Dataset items
_ _ _ _ _

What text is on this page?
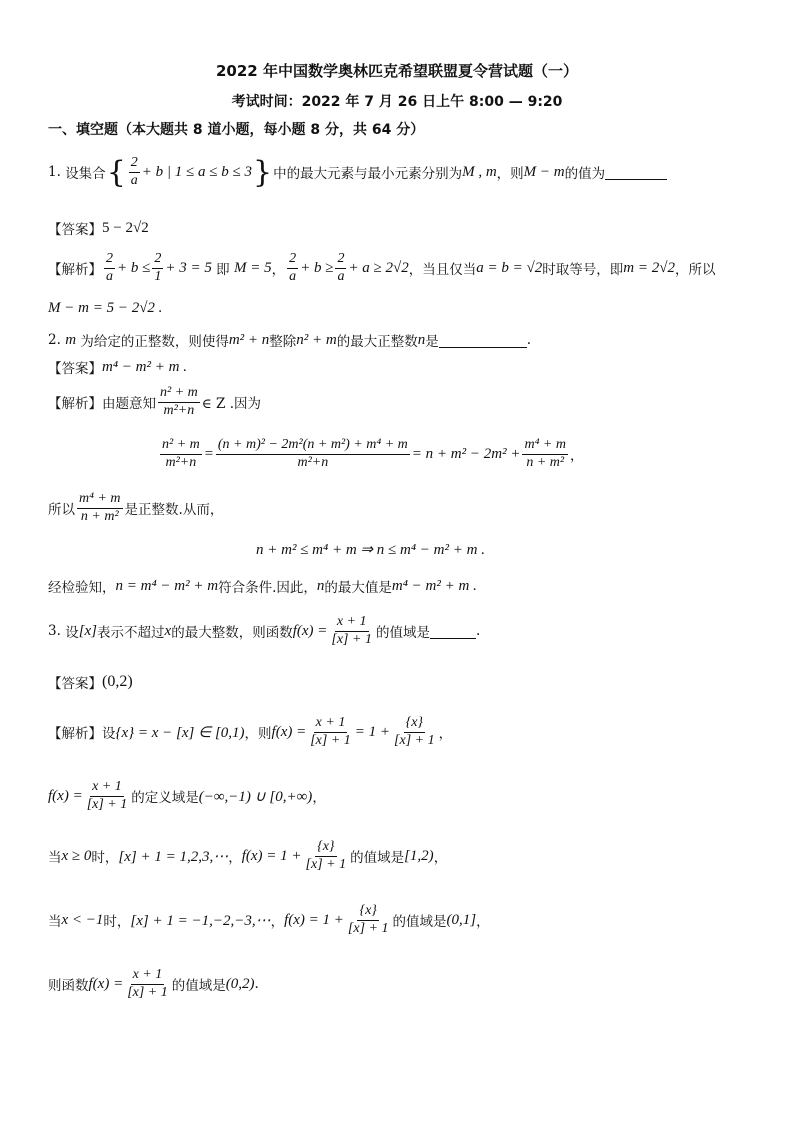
2022 年中国数学奥林匹克希望联盟夏令营试题（一）
考试时间：2022 年 7 月 26 日上午 8:00 — 9:20
一、填空题（本大题共 8 道小题，每小题 8 分，共 64 分）
1.
设集合 { $\frac{2}{a} + b$ | 1 ≤ a ≤ b ≤ 3 } 中的最大元素与最小元素分别为 M , m ，则 M − m 的值为
【答案】 5 − 2√2
【解析】 $\frac{2}{a} + b \le \frac{2}{1} + 3 = 5$
即
M = 5 ， $\frac{2}{a} + b \ge \frac{2}{a} + a \ge 2√2$ ，当且仅当 a = b = √2 时取等号，即 m = 2√2 ，所以
M − m = 5 − 2√2 .
2.
m
为给定的正整数，则使得 m² + n 整除 n² + m 的最大正整数 n 是	.
【答案】 m⁴ − m² + m .
【解析】 由题意知 $\frac{\text{n² + m}}{\text{m²+n}}$ ∈ Z .因为
$\frac{\text{n² + m}}{\text{m²+n}} = \frac{\text{(n + m)² − 2m²(n + m²) + m⁴ + m}}{\text{m²+n}} = n + m^2 - 2m^2 + \frac{\text{m⁴ + m}}{\text{n + m²}}$ ，
所以 $\frac{\text{m⁴ + m}}{\text{n + m²}}$ 是正整数.从而，
n + m² ≤ m⁴ + m ⇒ n ≤ m⁴ − m² + m .
经检验知， n = m⁴ − m² + m 符合条件.因此， n 的最大值是 m⁴ − m² + m .
3.
设 [x] 表示不超过 x 的最大整数，则函数 $f(x) = \frac{x + 1}{[x] + 1}$ 的值域是	.
【答案】 (0,2)
【解析】 设 {x} = x − [x] ∈ [0,1) ，则 $f(x) = \frac{x + 1}{[x] + 1} = 1 + \frac{\{x\}}{[x] + 1}$ ，
$f(x) = \frac{x + 1}{[x] + 1}$ 的定义域是 (−∞,−1) ∪ [0,+∞) ，
当 x ≥ 0 时， [x] + 1 = 1,2,3,⋯ ， $f(x) = 1 + \frac{\{x\}}{[x] + 1}$ 的值域是 [1,2) ，
当 x < −1 时， [x] + 1 = −1,−2,−3,⋯ ， $f(x) = 1 + \frac{\{x\}}{[x] + 1}$ 的值域是 (0,1] ，
则函数 $f(x) = \frac{x + 1}{[x] + 1}$ 的值域是 (0,2) .
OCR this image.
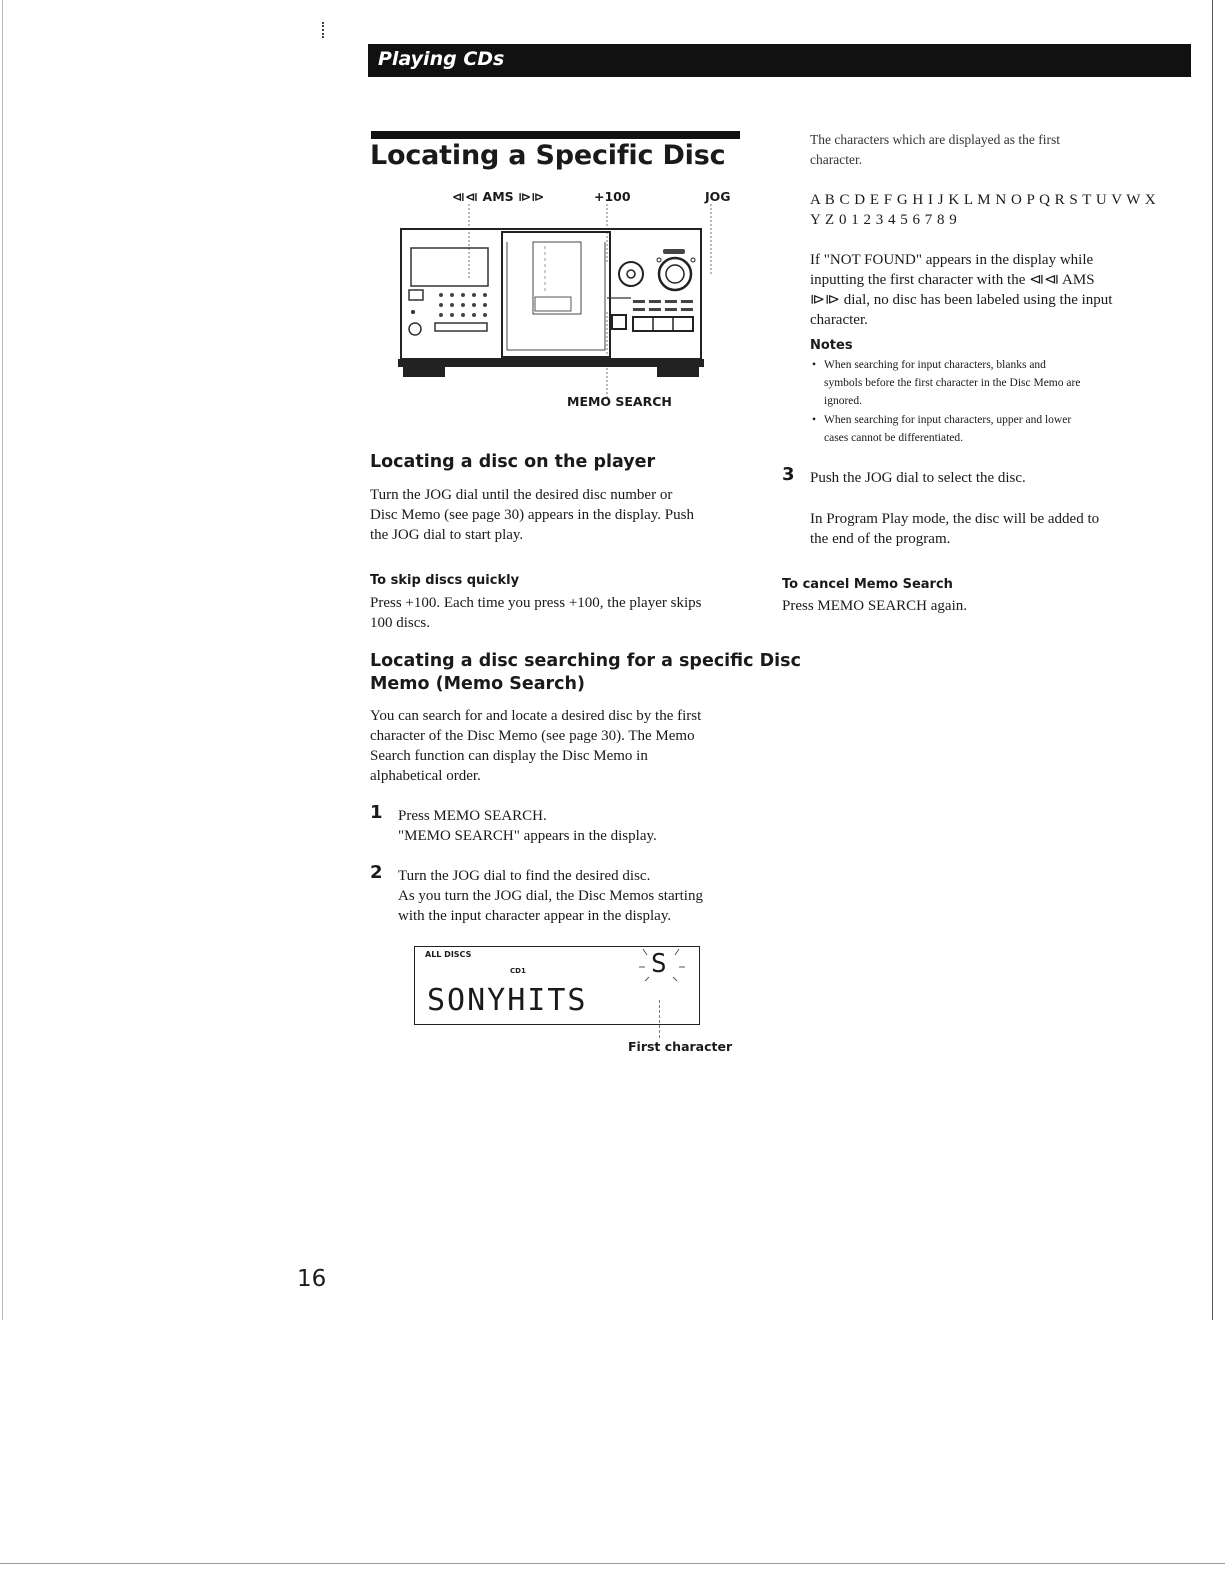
Playing CDs
Locating a Specific Disc
⧏⧏ AMS ⧐⧐	+100	JOG
MEMO SEARCH
Locating a disc on the player
Turn the JOG dial until the desired disc number or
Disc Memo (see page 30) appears in the display. Push
the JOG dial to start play.
To skip discs quickly
Press +100. Each time you press +100, the player skips
100 discs.
Locating a disc searching for a specific Disc
Memo (Memo Search)
You can search for and locate a desired disc by the first
character of the Disc Memo (see page 30). The Memo
Search function can display the Disc Memo in
alphabetical order.
1 Press MEMO SEARCH.
"MEMO SEARCH" appears in the display.
2 Turn the JOG dial to find the desired disc.
As you turn the JOG dial, the Disc Memos starting
with the input character appear in the display.
ALL DISCS
CD1
SONYHITS
S
First character
The characters which are displayed as the first
character.
A B C D E F G H I J K L M N O P Q R S T U V W X
Y Z 0 1 2 3 4 5 6 7 8 9
If "NOT FOUND" appears in the display while
inputting the first character with the ⧏⧏ AMS
⧐⧐ dial, no disc has been labeled using the input
character.
Notes
• When searching for input characters, blanks and
symbols before the first character in the Disc Memo are
ignored.
• When searching for input characters, upper and lower
cases cannot be differentiated.
3 Push the JOG dial to select the disc.
In Program Play mode, the disc will be added to
the end of the program.
To cancel Memo Search
Press MEMO SEARCH again.
16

_ _ _ _ _

_Task directions_:
Pictures stay out of the copy; please restate every record above exactly.

_Reply_:
What text is on this page?
2022 年中国数学奥林匹克希望联盟夏令营试题（一）
考试时间：2022 年 7 月 26 日上午 8:00 — 9:20
一、填空题（本大题共 8 道小题，每小题 8 分，共 64 分）
1.
设集合 { $\frac{2}{a} + b$ | 1 ≤ a ≤ b ≤ 3 } 中的最大元素与最小元素分别为 M , m ，则 M − m 的值为
【答案】 5 − 2√2
【解析】 $\frac{2}{a} + b \le \frac{2}{1} + 3 = 5$
即
M = 5 ， $\frac{2}{a} + b \ge \frac{2}{a} + a \ge 2√2$ ，当且仅当 a = b = √2 时取等号，即 m = 2√2 ，所以
M − m = 5 − 2√2 .
2.
m
为给定的正整数，则使得 m² + n 整除 n² + m 的最大正整数 n 是	.
【答案】 m⁴ − m² + m .
【解析】 由题意知 $\frac{\text{n² + m}}{\text{m²+n}}$ ∈ Z .因为
$\frac{\text{n² + m}}{\text{m²+n}} = \frac{\text{(n + m)² − 2m²(n + m²) + m⁴ + m}}{\text{m²+n}} = n + m^2 - 2m^2 + \frac{\text{m⁴ + m}}{\text{n + m²}}$ ，
所以 $\frac{\text{m⁴ + m}}{\text{n + m²}}$ 是正整数.从而，
n + m² ≤ m⁴ + m ⇒ n ≤ m⁴ − m² + m .
经检验知， n = m⁴ − m² + m 符合条件.因此， n 的最大值是 m⁴ − m² + m .
3.
设 [x] 表示不超过 x 的最大整数，则函数 $f(x) = \frac{x + 1}{[x] + 1}$ 的值域是	.
【答案】 (0,2)
【解析】 设 {x} = x − [x] ∈ [0,1) ，则 $f(x) = \frac{x + 1}{[x] + 1} = 1 + \frac{\{x\}}{[x] + 1}$ ，
$f(x) = \frac{x + 1}{[x] + 1}$ 的定义域是 (−∞,−1) ∪ [0,+∞) ，
当 x ≥ 0 时， [x] + 1 = 1,2,3,⋯ ， $f(x) = 1 + \frac{\{x\}}{[x] + 1}$ 的值域是 [1,2) ，
当 x < −1 时， [x] + 1 = −1,−2,−3,⋯ ， $f(x) = 1 + \frac{\{x\}}{[x] + 1}$ 的值域是 (0,1] ，
则函数 $f(x) = \frac{x + 1}{[x] + 1}$ 的值域是 (0,2) .
OCR this image.
Playing CDs
Locating a Specific Disc
⧏⧏ AMS ⧐⧐	+100	JOG
MEMO SEARCH
Locating a disc on the player
Turn the JOG dial until the desired disc number or
Disc Memo (see page 30) appears in the display. Push
the JOG dial to start play.
To skip discs quickly
Press +100. Each time you press +100, the player skips
100 discs.
Locating a disc searching for a specific Disc
Memo (Memo Search)
You can search for and locate a desired disc by the first
character of the Disc Memo (see page 30). The Memo
Search function can display the Disc Memo in
alphabetical order.
1 Press MEMO SEARCH.
"MEMO SEARCH" appears in the display.
2 Turn the JOG dial to find the desired disc.
As you turn the JOG dial, the Disc Memos starting
with the input character appear in the display.
ALL DISCS
CD1
SONYHITS
S
First character
The characters which are displayed as the first
character.
A B C D E F G H I J K L M N O P Q R S T U V W X
Y Z 0 1 2 3 4 5 6 7 8 9
If "NOT FOUND" appears in the display while
inputting the first character with the ⧏⧏ AMS
⧐⧐ dial, no disc has been labeled using the input
character.
Notes
• When searching for input characters, blanks and
symbols before the first character in the Disc Memo are
ignored.
• When searching for input characters, upper and lower
cases cannot be differentiated.
3 Push the JOG dial to select the disc.
In Program Play mode, the disc will be added to
the end of the program.
To cancel Memo Search
Press MEMO SEARCH again.
16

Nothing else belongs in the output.